— Begin Dataset content —
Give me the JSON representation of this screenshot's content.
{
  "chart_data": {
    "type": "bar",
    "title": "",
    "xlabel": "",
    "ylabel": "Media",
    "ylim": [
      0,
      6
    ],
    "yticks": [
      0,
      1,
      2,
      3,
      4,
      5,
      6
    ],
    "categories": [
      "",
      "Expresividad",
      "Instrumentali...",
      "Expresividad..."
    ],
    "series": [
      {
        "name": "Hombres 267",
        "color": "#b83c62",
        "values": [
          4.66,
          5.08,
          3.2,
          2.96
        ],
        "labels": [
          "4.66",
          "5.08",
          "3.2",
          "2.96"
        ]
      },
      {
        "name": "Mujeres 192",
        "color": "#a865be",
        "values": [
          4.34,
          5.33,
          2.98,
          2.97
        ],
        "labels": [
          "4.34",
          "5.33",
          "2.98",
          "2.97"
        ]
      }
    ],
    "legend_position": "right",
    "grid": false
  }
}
— End Dataset content —
• **What you will do**
Restate the data above word for word.

• **Finished answer**
Give me the JSON representation of this screenshot's content.
{
  "chart_data": {
    "type": "bar",
    "title": "",
    "xlabel": "",
    "ylabel": "Media",
    "ylim": [
      0,
      6
    ],
    "yticks": [
      0,
      1,
      2,
      3,
      4,
      5,
      6
    ],
    "categories": [
      "",
      "Expresividad",
      "Instrumentali...",
      "Expresividad..."
    ],
    "series": [
      {
        "name": "Hombres 267",
        "color": "#b83c62",
        "values": [
          4.66,
          5.08,
          3.2,
          2.96
        ],
        "labels": [
          "4.66",
          "5.08",
          "3.2",
          "2.96"
        ]
      },
      {
        "name": "Mujeres 192",
        "color": "#a865be",
        "values": [
          4.34,
          5.33,
          2.98,
          2.97
        ],
        "labels": [
          "4.34",
          "5.33",
          "2.98",
          "2.97"
        ]
      }
    ],
    "legend_position": "right",
    "grid": false
  }
}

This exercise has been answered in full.